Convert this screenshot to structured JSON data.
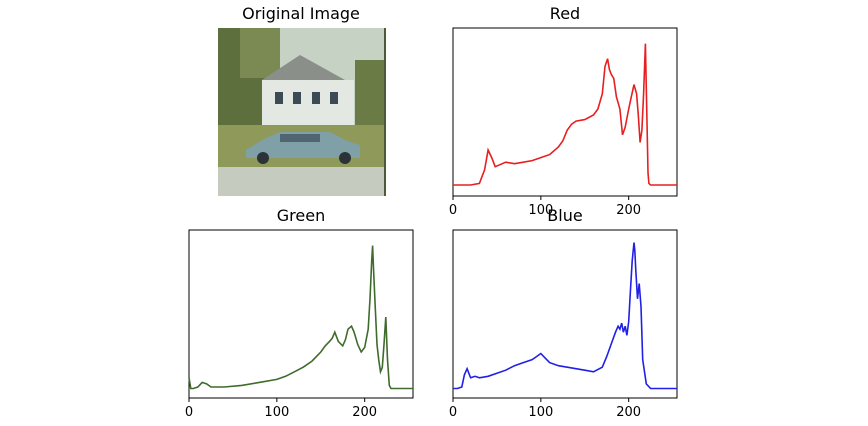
{
  "chart_data": [
    {
      "type": "image",
      "title": "Original Image",
      "image_description_icon": "house-with-car-photo"
    },
    {
      "type": "line",
      "title": "Red",
      "color": "#e62020",
      "xlim": [
        0,
        255
      ],
      "xticks": [
        "0",
        "100",
        "200"
      ],
      "x": [
        0,
        10,
        20,
        30,
        36,
        40,
        44,
        48,
        52,
        56,
        60,
        70,
        80,
        90,
        100,
        110,
        120,
        125,
        130,
        135,
        140,
        150,
        160,
        165,
        170,
        173,
        176,
        178,
        180,
        183,
        186,
        190,
        193,
        196,
        200,
        203,
        206,
        209,
        211,
        213,
        215,
        217,
        219,
        221,
        222,
        223,
        225,
        230,
        240,
        255
      ],
      "y": [
        0.02,
        0.02,
        0.02,
        0.03,
        0.12,
        0.25,
        0.2,
        0.14,
        0.15,
        0.16,
        0.17,
        0.16,
        0.17,
        0.18,
        0.2,
        0.22,
        0.27,
        0.31,
        0.38,
        0.42,
        0.44,
        0.45,
        0.48,
        0.52,
        0.62,
        0.8,
        0.85,
        0.78,
        0.75,
        0.72,
        0.6,
        0.52,
        0.35,
        0.4,
        0.52,
        0.6,
        0.68,
        0.62,
        0.48,
        0.3,
        0.38,
        0.62,
        0.95,
        0.4,
        0.1,
        0.03,
        0.02,
        0.02,
        0.02,
        0.02
      ]
    },
    {
      "type": "line",
      "title": "Green",
      "color": "#3f6b2c",
      "xlim": [
        0,
        255
      ],
      "xticks": [
        "0",
        "100",
        "200"
      ],
      "x": [
        0,
        2,
        5,
        10,
        15,
        20,
        25,
        30,
        40,
        60,
        80,
        100,
        110,
        120,
        130,
        140,
        150,
        155,
        160,
        163,
        166,
        170,
        175,
        178,
        181,
        185,
        188,
        192,
        196,
        200,
        204,
        206,
        208,
        209,
        210,
        212,
        214,
        216,
        218,
        220,
        222,
        224,
        226,
        228,
        230,
        240,
        255
      ],
      "y": [
        0.08,
        0.01,
        0.01,
        0.02,
        0.05,
        0.04,
        0.02,
        0.02,
        0.02,
        0.03,
        0.05,
        0.07,
        0.09,
        0.12,
        0.15,
        0.19,
        0.25,
        0.29,
        0.32,
        0.34,
        0.38,
        0.32,
        0.29,
        0.33,
        0.4,
        0.42,
        0.38,
        0.3,
        0.25,
        0.28,
        0.4,
        0.6,
        0.85,
        0.95,
        0.8,
        0.55,
        0.3,
        0.2,
        0.12,
        0.15,
        0.3,
        0.48,
        0.2,
        0.03,
        0.01,
        0.01,
        0.01
      ]
    },
    {
      "type": "line",
      "title": "Blue",
      "color": "#2020e6",
      "xlim": [
        0,
        255
      ],
      "xticks": [
        "0",
        "100",
        "200"
      ],
      "x": [
        0,
        5,
        10,
        13,
        16,
        20,
        25,
        30,
        40,
        50,
        60,
        70,
        80,
        90,
        95,
        100,
        105,
        110,
        120,
        130,
        140,
        150,
        160,
        170,
        175,
        180,
        185,
        188,
        190,
        192,
        194,
        196,
        198,
        200,
        202,
        204,
        206,
        207,
        208,
        210,
        212,
        214,
        216,
        220,
        225,
        230,
        240,
        255
      ],
      "y": [
        0.01,
        0.01,
        0.02,
        0.1,
        0.14,
        0.08,
        0.09,
        0.08,
        0.09,
        0.11,
        0.13,
        0.16,
        0.18,
        0.2,
        0.22,
        0.24,
        0.21,
        0.18,
        0.16,
        0.15,
        0.14,
        0.13,
        0.12,
        0.15,
        0.22,
        0.3,
        0.38,
        0.42,
        0.4,
        0.44,
        0.38,
        0.42,
        0.36,
        0.45,
        0.65,
        0.85,
        0.97,
        0.92,
        0.8,
        0.6,
        0.7,
        0.55,
        0.2,
        0.04,
        0.01,
        0.01,
        0.01,
        0.01
      ]
    }
  ]
}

- Aim: Transcribe every entry above exactly. Omit all pictures.

- Exercise answer:
Convert this screenshot to structured JSON data.
{
  "chart_data": [
    {
      "type": "image",
      "title": "Original Image",
      "image_description_icon": "house-with-car-photo"
    },
    {
      "type": "line",
      "title": "Red",
      "color": "#e62020",
      "xlim": [
        0,
        255
      ],
      "xticks": [
        "0",
        "100",
        "200"
      ],
      "x": [
        0,
        10,
        20,
        30,
        36,
        40,
        44,
        48,
        52,
        56,
        60,
        70,
        80,
        90,
        100,
        110,
        120,
        125,
        130,
        135,
        140,
        150,
        160,
        165,
        170,
        173,
        176,
        178,
        180,
        183,
        186,
        190,
        193,
        196,
        200,
        203,
        206,
        209,
        211,
        213,
        215,
        217,
        219,
        221,
        222,
        223,
        225,
        230,
        240,
        255
      ],
      "y": [
        0.02,
        0.02,
        0.02,
        0.03,
        0.12,
        0.25,
        0.2,
        0.14,
        0.15,
        0.16,
        0.17,
        0.16,
        0.17,
        0.18,
        0.2,
        0.22,
        0.27,
        0.31,
        0.38,
        0.42,
        0.44,
        0.45,
        0.48,
        0.52,
        0.62,
        0.8,
        0.85,
        0.78,
        0.75,
        0.72,
        0.6,
        0.52,
        0.35,
        0.4,
        0.52,
        0.6,
        0.68,
        0.62,
        0.48,
        0.3,
        0.38,
        0.62,
        0.95,
        0.4,
        0.1,
        0.03,
        0.02,
        0.02,
        0.02,
        0.02
      ]
    },
    {
      "type": "line",
      "title": "Green",
      "color": "#3f6b2c",
      "xlim": [
        0,
        255
      ],
      "xticks": [
        "0",
        "100",
        "200"
      ],
      "x": [
        0,
        2,
        5,
        10,
        15,
        20,
        25,
        30,
        40,
        60,
        80,
        100,
        110,
        120,
        130,
        140,
        150,
        155,
        160,
        163,
        166,
        170,
        175,
        178,
        181,
        185,
        188,
        192,
        196,
        200,
        204,
        206,
        208,
        209,
        210,
        212,
        214,
        216,
        218,
        220,
        222,
        224,
        226,
        228,
        230,
        240,
        255
      ],
      "y": [
        0.08,
        0.01,
        0.01,
        0.02,
        0.05,
        0.04,
        0.02,
        0.02,
        0.02,
        0.03,
        0.05,
        0.07,
        0.09,
        0.12,
        0.15,
        0.19,
        0.25,
        0.29,
        0.32,
        0.34,
        0.38,
        0.32,
        0.29,
        0.33,
        0.4,
        0.42,
        0.38,
        0.3,
        0.25,
        0.28,
        0.4,
        0.6,
        0.85,
        0.95,
        0.8,
        0.55,
        0.3,
        0.2,
        0.12,
        0.15,
        0.3,
        0.48,
        0.2,
        0.03,
        0.01,
        0.01,
        0.01
      ]
    },
    {
      "type": "line",
      "title": "Blue",
      "color": "#2020e6",
      "xlim": [
        0,
        255
      ],
      "xticks": [
        "0",
        "100",
        "200"
      ],
      "x": [
        0,
        5,
        10,
        13,
        16,
        20,
        25,
        30,
        40,
        50,
        60,
        70,
        80,
        90,
        95,
        100,
        105,
        110,
        120,
        130,
        140,
        150,
        160,
        170,
        175,
        180,
        185,
        188,
        190,
        192,
        194,
        196,
        198,
        200,
        202,
        204,
        206,
        207,
        208,
        210,
        212,
        214,
        216,
        220,
        225,
        230,
        240,
        255
      ],
      "y": [
        0.01,
        0.01,
        0.02,
        0.1,
        0.14,
        0.08,
        0.09,
        0.08,
        0.09,
        0.11,
        0.13,
        0.16,
        0.18,
        0.2,
        0.22,
        0.24,
        0.21,
        0.18,
        0.16,
        0.15,
        0.14,
        0.13,
        0.12,
        0.15,
        0.22,
        0.3,
        0.38,
        0.42,
        0.4,
        0.44,
        0.38,
        0.42,
        0.36,
        0.45,
        0.65,
        0.85,
        0.97,
        0.92,
        0.8,
        0.6,
        0.7,
        0.55,
        0.2,
        0.04,
        0.01,
        0.01,
        0.01,
        0.01
      ]
    }
  ]
}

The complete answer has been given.